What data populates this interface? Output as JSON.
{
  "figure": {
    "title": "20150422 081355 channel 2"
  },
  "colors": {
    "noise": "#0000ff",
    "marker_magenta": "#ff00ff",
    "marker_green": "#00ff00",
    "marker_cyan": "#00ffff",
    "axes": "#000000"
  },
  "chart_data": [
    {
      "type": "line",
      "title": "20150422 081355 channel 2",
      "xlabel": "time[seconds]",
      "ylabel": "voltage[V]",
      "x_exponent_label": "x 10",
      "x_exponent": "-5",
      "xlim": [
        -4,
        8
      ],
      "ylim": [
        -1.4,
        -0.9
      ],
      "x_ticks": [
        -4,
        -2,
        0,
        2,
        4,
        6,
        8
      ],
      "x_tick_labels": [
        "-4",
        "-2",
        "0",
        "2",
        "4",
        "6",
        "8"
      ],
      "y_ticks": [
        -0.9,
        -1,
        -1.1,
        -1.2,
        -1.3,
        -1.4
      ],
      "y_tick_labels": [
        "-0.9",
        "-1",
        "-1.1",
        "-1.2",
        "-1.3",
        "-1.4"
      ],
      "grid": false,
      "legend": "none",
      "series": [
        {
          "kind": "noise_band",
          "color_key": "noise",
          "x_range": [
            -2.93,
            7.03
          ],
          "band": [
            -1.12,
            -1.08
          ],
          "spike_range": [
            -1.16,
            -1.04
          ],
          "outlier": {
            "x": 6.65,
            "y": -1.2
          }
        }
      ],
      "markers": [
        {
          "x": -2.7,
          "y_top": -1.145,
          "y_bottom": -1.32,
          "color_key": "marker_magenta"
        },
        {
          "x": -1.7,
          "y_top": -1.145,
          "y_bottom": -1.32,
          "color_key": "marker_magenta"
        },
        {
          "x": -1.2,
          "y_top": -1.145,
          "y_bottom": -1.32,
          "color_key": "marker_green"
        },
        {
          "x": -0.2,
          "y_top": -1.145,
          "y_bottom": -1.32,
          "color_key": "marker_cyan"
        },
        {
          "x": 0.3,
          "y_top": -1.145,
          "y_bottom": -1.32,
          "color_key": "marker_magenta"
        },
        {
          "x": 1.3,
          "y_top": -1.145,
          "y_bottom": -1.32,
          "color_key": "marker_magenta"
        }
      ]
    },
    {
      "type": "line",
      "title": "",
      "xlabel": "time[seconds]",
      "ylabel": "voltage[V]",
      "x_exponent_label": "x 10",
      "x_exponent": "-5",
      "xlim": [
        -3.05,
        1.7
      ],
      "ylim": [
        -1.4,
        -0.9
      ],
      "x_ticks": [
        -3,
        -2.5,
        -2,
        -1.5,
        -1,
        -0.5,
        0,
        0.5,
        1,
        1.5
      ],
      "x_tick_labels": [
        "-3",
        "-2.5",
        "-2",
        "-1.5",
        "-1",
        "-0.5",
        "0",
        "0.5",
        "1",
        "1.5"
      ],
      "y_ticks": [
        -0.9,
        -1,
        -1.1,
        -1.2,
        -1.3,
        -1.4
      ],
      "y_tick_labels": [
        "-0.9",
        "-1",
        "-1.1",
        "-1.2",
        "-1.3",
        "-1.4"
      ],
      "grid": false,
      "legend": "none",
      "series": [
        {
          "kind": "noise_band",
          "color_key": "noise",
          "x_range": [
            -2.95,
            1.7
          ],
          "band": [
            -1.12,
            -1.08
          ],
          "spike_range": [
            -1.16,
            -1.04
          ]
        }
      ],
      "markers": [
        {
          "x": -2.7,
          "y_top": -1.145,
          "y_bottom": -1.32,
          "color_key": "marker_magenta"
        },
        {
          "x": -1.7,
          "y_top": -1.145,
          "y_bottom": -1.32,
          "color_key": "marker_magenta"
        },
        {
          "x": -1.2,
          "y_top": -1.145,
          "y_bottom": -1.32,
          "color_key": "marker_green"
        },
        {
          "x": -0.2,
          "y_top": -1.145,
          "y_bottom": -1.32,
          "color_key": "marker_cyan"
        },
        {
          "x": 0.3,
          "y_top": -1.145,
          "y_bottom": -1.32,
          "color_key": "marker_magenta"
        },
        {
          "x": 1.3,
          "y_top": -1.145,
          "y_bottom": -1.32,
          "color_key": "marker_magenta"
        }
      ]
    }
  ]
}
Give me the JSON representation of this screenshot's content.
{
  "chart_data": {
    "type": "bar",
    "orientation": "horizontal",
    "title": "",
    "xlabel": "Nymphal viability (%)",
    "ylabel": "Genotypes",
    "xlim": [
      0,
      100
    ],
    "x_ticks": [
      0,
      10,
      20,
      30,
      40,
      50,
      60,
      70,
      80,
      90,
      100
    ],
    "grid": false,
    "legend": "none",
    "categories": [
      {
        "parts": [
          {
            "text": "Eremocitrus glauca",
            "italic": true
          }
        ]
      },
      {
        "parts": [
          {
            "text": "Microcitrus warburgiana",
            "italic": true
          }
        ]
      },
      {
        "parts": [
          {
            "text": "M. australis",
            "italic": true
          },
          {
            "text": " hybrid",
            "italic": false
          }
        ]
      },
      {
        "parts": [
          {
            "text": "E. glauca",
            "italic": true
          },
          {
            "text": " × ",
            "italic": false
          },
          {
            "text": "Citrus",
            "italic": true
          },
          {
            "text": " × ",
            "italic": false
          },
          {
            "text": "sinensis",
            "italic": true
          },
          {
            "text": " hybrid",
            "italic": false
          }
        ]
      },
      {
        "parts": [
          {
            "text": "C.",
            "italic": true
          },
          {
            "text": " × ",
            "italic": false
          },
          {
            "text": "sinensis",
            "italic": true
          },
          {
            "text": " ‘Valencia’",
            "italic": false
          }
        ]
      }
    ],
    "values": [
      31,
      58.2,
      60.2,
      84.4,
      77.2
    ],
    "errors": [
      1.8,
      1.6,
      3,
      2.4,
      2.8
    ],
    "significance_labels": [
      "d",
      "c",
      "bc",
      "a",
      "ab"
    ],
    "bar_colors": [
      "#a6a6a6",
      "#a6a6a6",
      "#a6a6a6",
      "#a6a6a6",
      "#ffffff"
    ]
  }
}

§

WHAT TO PRODUCE: In the entries above, locate every line with the word "glauca" and copy it.

THE RESPONSE:
            "text": "Eremocitrus glauca",
            "text": "E. glauca",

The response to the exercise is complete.